■ WORK INSTRUCTIONS:
Write out the entire listing below exactly as it appears, minus any pictures.

■ EXCERPTED DATA:
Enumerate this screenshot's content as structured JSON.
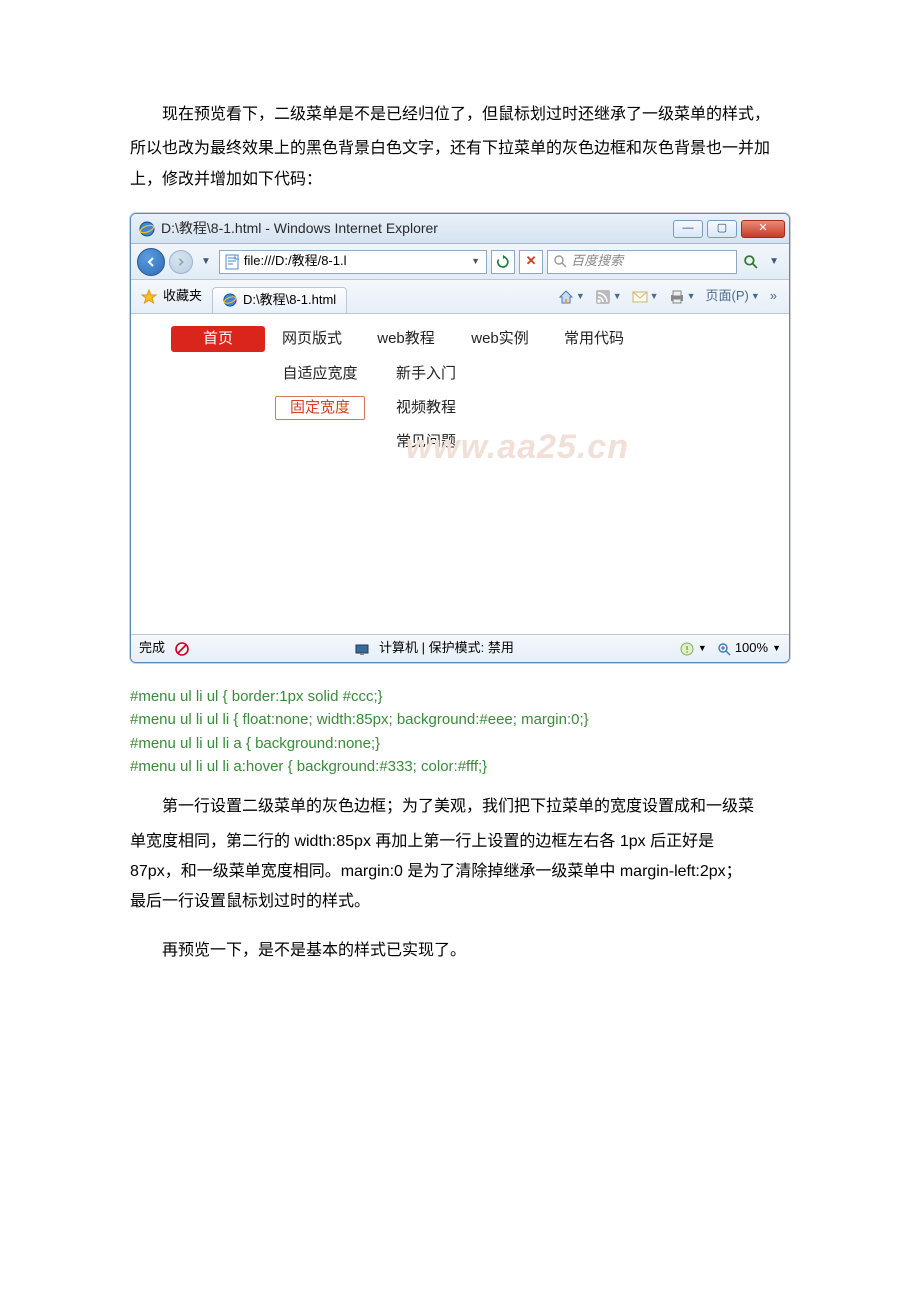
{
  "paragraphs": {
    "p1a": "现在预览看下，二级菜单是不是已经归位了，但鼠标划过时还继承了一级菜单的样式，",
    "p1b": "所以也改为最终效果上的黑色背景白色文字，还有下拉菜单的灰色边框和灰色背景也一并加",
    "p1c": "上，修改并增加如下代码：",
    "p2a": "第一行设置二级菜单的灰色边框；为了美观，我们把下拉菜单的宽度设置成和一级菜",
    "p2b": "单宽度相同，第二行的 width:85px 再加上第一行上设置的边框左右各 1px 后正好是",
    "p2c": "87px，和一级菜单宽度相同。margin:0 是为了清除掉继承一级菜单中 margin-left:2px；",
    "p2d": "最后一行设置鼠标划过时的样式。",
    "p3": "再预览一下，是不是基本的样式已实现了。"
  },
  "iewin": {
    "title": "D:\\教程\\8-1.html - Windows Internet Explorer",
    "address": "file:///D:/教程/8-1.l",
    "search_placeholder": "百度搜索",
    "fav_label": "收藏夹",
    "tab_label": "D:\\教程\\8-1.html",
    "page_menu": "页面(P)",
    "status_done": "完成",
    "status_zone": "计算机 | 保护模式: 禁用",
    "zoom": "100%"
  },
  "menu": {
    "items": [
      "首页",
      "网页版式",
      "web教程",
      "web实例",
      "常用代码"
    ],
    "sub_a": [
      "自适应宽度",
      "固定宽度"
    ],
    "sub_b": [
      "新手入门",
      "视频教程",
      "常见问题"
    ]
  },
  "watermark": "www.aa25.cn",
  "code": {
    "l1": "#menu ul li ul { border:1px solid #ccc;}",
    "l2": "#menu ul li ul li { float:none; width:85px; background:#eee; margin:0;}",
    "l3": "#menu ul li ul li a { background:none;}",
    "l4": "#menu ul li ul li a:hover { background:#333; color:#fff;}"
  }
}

■ FINAL RESULT:
Enumerate this screenshot's content as structured JSON.
{
  "paragraphs": {
    "p1a": "现在预览看下，二级菜单是不是已经归位了，但鼠标划过时还继承了一级菜单的样式，",
    "p1b": "所以也改为最终效果上的黑色背景白色文字，还有下拉菜单的灰色边框和灰色背景也一并加",
    "p1c": "上，修改并增加如下代码：",
    "p2a": "第一行设置二级菜单的灰色边框；为了美观，我们把下拉菜单的宽度设置成和一级菜",
    "p2b": "单宽度相同，第二行的 width:85px 再加上第一行上设置的边框左右各 1px 后正好是",
    "p2c": "87px，和一级菜单宽度相同。margin:0 是为了清除掉继承一级菜单中 margin-left:2px；",
    "p2d": "最后一行设置鼠标划过时的样式。",
    "p3": "再预览一下，是不是基本的样式已实现了。"
  },
  "iewin": {
    "title": "D:\\教程\\8-1.html - Windows Internet Explorer",
    "address": "file:///D:/教程/8-1.l",
    "search_placeholder": "百度搜索",
    "fav_label": "收藏夹",
    "tab_label": "D:\\教程\\8-1.html",
    "page_menu": "页面(P)",
    "status_done": "完成",
    "status_zone": "计算机 | 保护模式: 禁用",
    "zoom": "100%"
  },
  "menu": {
    "items": [
      "首页",
      "网页版式",
      "web教程",
      "web实例",
      "常用代码"
    ],
    "sub_a": [
      "自适应宽度",
      "固定宽度"
    ],
    "sub_b": [
      "新手入门",
      "视频教程",
      "常见问题"
    ]
  },
  "watermark": "www.aa25.cn",
  "code": {
    "l1": "#menu ul li ul { border:1px solid #ccc;}",
    "l2": "#menu ul li ul li { float:none; width:85px; background:#eee; margin:0;}",
    "l3": "#menu ul li ul li a { background:none;}",
    "l4": "#menu ul li ul li a:hover { background:#333; color:#fff;}"
  }
}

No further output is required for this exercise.